Textauszug -
%%
NEU: Megapearls endlich auch in der Behindertenbranche

Gedanken über die schöne neue Sprache und die schönen neuen Begriffe in der Behindertenbranche und auf dem schönen freien Markt insgesamt. Eine Polemik (scharfe Kritik).

Viele Fragen
unbekannt

Erinnern Sie sich noch? Da stand der Pfarrer mit dem Rücken zum Volk und sagte: „dominus vobiscum“. Latein ist längst „out“ (aus der Mode), selbst in der Kirche.

Ein ähnliches Verhalten ist jedoch nun auch in der Behindertenarbeit stark im Kommen, begonnen hat alles mit dem mittlerweile urwienerischen „Paradigmenwechsel“ und das klingt dann so: „Prozessorientierte Supervision in Social Profit Organisationen“, „Quality Supported Skills for Integration„, „Accessibility-ExpertInnen“ oder „Desktop Publisherin„.

Die Empfangsdame heißt mit dem gleich schlechten Gehalt nun „Front Office Managerin„. Keine Angst, es geht hier nicht darum, dass Qualität und wissenschaftliche Auseinandersetzung höchst notwendig sind, aber ist Wissenschaft wirklich das, was andere nicht verstehen? Drückt sich Qualität tatsächlich durch schöne Begriff aus?
%%
Zu erledigende Aufgaben -
a. Entnehmen Sie der Polemik über die neue Sprache in der Behindertenbranche wörtlich den Abschnitt von „NEU: Megapearls endlich“ bis „in der Kirche.“.
b. Nennen Sie alle Begriffe, die die Polemik über die neue Sprache in der Behindertenbranche nach den Worten „und das klingt dann so:“ als Beispiele anführt.
c. Schreiben Sie die Polemik über die neue Sprache in der Behindertenbranche im Anschluss an ihren letzten Satz weiter.

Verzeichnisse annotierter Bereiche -
%%
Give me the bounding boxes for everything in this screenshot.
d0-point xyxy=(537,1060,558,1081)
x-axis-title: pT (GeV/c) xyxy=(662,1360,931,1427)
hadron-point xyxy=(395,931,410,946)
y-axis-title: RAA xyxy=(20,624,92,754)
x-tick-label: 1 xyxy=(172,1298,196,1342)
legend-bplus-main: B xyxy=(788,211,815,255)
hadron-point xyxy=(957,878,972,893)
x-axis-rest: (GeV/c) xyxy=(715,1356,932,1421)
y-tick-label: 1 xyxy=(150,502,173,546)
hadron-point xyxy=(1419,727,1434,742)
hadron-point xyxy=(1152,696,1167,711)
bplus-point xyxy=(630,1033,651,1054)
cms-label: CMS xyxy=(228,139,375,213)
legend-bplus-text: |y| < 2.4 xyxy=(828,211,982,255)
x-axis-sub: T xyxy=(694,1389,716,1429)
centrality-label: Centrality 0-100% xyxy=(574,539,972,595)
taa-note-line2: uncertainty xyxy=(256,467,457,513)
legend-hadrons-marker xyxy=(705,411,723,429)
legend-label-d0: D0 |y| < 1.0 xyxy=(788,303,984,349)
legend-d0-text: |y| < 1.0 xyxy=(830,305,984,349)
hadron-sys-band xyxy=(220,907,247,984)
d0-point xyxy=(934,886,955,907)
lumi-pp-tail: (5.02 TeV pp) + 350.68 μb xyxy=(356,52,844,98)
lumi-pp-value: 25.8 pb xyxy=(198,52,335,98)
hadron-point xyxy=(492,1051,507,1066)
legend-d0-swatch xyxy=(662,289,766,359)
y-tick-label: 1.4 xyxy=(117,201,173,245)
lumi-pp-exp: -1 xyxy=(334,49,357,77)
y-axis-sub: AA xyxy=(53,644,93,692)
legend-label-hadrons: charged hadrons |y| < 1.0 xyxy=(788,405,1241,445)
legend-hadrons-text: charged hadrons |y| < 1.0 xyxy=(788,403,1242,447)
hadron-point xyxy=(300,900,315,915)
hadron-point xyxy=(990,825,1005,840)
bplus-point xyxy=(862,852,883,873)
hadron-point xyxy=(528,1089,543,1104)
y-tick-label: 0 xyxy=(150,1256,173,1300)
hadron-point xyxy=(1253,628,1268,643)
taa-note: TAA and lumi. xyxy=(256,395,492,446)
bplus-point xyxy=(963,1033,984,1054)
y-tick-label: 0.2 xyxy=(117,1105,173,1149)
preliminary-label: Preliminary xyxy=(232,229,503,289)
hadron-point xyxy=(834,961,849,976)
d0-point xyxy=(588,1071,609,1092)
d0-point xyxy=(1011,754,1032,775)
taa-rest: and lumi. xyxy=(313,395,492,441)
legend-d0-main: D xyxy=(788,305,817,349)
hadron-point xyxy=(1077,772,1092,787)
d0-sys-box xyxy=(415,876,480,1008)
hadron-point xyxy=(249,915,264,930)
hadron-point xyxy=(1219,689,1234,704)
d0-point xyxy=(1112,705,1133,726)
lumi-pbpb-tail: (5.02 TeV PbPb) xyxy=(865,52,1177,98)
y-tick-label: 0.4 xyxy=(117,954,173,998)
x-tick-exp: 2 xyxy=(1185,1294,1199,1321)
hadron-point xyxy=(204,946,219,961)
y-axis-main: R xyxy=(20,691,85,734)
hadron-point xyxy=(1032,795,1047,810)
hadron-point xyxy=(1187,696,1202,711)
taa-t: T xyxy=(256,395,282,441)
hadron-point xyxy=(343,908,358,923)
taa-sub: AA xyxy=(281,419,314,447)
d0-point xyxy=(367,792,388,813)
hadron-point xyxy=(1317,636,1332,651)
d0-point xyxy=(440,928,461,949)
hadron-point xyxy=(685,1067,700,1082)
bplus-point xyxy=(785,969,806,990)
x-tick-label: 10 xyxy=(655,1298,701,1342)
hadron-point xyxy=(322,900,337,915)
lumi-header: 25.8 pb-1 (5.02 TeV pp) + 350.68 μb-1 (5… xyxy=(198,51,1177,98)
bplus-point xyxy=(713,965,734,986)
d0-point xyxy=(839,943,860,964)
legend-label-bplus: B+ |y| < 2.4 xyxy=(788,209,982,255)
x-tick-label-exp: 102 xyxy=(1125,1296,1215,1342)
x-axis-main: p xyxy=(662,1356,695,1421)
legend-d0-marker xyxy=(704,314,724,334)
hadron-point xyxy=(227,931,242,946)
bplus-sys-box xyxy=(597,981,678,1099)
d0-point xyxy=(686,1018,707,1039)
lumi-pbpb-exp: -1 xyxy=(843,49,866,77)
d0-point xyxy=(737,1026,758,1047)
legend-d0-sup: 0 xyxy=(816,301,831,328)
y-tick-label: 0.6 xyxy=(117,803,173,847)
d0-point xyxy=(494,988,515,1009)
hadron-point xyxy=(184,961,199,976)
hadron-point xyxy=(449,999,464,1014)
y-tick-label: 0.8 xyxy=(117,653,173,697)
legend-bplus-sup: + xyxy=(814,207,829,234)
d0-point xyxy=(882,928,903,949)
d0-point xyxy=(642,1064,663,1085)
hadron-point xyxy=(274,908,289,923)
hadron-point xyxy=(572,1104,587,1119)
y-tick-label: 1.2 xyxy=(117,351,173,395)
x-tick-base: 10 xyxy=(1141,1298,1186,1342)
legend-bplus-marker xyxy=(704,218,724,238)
%%
Unsere Antworten -
a.
NEU: Megapearls endlich auch in der Behindertenbranche

Gedanken über die schöne neue Sprache und die schönen neuen Begriffe in der Behindertenbranche und auf dem schönen freien Markt insgesamt. Eine Polemik (scharfe Kritik).

Viele Fragen
unbekannt

Erinnern Sie sich noch? Da stand der Pfarrer mit dem Rücken zum Volk und sagte: „dominus vobiscum“. Latein ist längst „out“ (aus der Mode), selbst in der Kirche.

b.
Prozessorientierte Supervision in Social Profit Organisationen
Quality Supported Skills for Integration
Accessibility-ExpertInnen
Desktop Publisherin

c.
Es liegt mir fern, einer/m SchreiberIn von BIZEPS ein „Pfarrer-Verhalten“ zu unterstellen, Gott behüte, nein, ich denke eher, wir sind alle zusammen den Werbefuzzis, den neoliberalen Sprachverdrehern ordentlich auf den Leim gegangen. OMO mit patentiertem TAED-System, die chemiestudierte Hausfrau weiß bescheid; und dieses Ding – ich glaube es war irgend so ein Drink (= Getränk)- mit L-Casei immunitas; ganz zu schweigen von diesen noch weißeren Mega Pearls. Merken Sie was?

Kunde

Aber der größte Überschmäh, der sich lange eingeschlichen hat (leider nicht nur im Behindertenbereich) ist der Begriff „Kunde“ (wobei mir schon klar ist, woher der Begriff kommt). Mir wird ganz schwindlig, wenn ich lese: „Dienstleistungseinrichtungen, die zu dem Zwecke gegründet wurden, ihren Kundinnen ein hochwertiges Produkt anzubieten“. Denken wir diesen Gedanken zu Ende: Der Kunde ist also König (was ist aber mit der Kundin? keine Ahnung!), wählt aus und bestimmt mit seinem Kaufverhalten Preis und Qualität der Produkte.

Und jetzt: Aufgewacht aus den Träumen des freien Marktes! Der Kunde MUSS kaufen, was er sich leisten kann (und die Kund/innen im Behindertenbereich können sich regelmäßig recht wenig leisten), oder was ihm von der Werbung im Idealfall im Rahmen von Information als passend, häufiger aber als am glänzendsten angepriesen wurde. Es funktioniert … für die Werbung. Das führt dazu, dass sich hochwertige Qualität nur einige wenige leisten können, alle anderen das Billigste nehmen müssen.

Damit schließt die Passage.